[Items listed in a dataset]
::::::::::

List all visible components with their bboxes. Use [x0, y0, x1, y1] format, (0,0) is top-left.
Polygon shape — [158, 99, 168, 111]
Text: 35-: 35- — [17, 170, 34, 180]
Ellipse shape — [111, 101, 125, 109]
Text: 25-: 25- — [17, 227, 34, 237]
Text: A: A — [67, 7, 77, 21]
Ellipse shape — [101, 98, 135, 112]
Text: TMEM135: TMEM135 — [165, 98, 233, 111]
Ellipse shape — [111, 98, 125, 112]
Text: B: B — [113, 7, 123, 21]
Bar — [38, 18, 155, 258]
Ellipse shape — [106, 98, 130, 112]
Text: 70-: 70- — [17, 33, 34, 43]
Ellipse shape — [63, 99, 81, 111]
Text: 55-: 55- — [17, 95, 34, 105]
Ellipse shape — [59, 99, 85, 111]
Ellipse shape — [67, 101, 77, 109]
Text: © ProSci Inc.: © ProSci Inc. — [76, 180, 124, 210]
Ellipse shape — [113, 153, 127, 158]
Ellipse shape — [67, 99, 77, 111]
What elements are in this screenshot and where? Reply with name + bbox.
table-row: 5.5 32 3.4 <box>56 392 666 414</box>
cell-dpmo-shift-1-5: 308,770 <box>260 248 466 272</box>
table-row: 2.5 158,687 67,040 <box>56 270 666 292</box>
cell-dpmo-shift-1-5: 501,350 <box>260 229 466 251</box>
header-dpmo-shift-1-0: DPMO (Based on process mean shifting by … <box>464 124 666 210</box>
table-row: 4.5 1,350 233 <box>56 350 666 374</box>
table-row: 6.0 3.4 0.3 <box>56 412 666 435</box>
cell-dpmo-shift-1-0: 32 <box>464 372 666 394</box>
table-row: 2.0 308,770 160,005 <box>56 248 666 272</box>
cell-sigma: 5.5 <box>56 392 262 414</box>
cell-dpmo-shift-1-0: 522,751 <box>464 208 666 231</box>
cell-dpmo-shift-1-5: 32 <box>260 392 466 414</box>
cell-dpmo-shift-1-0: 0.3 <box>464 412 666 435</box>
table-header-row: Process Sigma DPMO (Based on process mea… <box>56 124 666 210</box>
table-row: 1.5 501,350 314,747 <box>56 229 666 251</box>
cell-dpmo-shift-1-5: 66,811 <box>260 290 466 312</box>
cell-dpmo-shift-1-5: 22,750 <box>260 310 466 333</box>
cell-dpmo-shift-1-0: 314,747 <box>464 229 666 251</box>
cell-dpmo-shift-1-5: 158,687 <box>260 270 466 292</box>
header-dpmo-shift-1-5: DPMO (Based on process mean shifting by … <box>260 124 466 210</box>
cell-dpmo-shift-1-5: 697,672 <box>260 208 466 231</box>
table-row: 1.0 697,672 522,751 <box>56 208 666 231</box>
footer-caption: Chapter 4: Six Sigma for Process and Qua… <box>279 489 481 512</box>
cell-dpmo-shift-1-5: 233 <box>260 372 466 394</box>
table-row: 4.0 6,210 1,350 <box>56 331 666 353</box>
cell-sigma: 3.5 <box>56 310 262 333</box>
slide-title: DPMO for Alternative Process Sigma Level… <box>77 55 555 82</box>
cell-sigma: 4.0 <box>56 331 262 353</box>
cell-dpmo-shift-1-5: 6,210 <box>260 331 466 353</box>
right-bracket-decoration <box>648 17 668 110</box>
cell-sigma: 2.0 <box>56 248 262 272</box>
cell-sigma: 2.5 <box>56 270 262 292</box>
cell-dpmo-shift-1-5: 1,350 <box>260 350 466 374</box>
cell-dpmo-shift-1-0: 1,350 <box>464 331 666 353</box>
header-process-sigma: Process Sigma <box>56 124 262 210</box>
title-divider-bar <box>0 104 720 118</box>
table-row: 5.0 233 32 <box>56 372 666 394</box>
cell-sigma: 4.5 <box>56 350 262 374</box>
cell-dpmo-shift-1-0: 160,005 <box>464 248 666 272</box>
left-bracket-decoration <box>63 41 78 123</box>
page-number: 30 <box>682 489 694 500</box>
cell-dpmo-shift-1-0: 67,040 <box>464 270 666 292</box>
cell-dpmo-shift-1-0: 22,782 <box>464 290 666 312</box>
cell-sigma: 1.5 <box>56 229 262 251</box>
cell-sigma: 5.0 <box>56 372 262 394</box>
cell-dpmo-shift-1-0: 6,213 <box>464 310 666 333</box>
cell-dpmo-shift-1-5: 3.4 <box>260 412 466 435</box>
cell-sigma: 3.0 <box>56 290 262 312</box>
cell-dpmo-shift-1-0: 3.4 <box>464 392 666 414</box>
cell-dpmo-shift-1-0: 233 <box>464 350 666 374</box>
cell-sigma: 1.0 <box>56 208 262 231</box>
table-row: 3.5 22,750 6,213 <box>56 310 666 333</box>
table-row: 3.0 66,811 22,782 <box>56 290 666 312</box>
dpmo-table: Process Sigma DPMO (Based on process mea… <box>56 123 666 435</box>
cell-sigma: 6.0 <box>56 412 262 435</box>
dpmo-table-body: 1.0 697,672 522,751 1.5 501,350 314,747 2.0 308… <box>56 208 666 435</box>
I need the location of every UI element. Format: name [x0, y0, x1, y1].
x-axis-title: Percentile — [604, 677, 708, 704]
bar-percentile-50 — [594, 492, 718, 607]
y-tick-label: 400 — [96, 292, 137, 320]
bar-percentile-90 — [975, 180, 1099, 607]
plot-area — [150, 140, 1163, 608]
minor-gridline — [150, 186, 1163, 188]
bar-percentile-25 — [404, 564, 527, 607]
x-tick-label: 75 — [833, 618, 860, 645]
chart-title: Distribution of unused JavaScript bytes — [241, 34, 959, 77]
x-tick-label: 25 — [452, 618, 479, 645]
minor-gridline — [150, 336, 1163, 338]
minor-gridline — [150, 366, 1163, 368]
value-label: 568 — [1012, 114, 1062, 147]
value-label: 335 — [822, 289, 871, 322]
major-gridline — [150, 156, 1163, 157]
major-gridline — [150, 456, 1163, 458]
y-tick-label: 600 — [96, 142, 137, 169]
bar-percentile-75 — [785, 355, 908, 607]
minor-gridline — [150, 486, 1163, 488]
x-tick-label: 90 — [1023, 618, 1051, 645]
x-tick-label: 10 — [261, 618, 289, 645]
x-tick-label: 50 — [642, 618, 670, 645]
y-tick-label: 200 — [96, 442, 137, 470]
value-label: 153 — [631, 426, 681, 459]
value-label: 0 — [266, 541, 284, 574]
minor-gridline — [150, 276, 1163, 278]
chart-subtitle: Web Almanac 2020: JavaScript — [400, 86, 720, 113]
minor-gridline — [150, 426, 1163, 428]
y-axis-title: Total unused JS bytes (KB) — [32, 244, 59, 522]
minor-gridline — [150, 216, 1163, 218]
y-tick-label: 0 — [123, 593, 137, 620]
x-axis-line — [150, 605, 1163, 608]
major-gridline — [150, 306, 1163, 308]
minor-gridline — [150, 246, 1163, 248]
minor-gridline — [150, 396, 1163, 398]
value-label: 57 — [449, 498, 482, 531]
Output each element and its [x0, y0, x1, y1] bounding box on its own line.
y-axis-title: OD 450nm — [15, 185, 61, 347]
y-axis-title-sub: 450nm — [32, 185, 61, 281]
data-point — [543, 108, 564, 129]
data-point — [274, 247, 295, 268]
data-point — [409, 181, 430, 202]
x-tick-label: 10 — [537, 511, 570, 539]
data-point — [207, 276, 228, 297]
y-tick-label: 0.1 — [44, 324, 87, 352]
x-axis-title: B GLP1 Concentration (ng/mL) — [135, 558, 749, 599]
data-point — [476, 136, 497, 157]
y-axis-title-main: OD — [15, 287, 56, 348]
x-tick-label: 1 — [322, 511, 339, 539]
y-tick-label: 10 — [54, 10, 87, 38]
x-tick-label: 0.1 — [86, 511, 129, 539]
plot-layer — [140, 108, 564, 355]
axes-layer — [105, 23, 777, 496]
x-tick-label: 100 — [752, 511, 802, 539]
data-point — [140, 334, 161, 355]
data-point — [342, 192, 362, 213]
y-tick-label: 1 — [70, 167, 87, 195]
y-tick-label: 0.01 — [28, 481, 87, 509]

::::::::::

Please print the rows from the first one through the line holding "Ellipse shape — [106, 98, 130, 112]", inclusive, copying each line exactly.

List all visible components with their bboxes. Use [x0, y0, x1, y1] format, (0,0) is top-left.
Polygon shape — [158, 99, 168, 111]
Text: 35-: 35- — [17, 170, 34, 180]
Ellipse shape — [111, 101, 125, 109]
Text: 25-: 25- — [17, 227, 34, 237]
Text: A: A — [67, 7, 77, 21]
Ellipse shape — [101, 98, 135, 112]
Text: TMEM135: TMEM135 — [165, 98, 233, 111]
Ellipse shape — [111, 98, 125, 112]
Text: B: B — [113, 7, 123, 21]
Bar — [38, 18, 155, 258]
Ellipse shape — [106, 98, 130, 112]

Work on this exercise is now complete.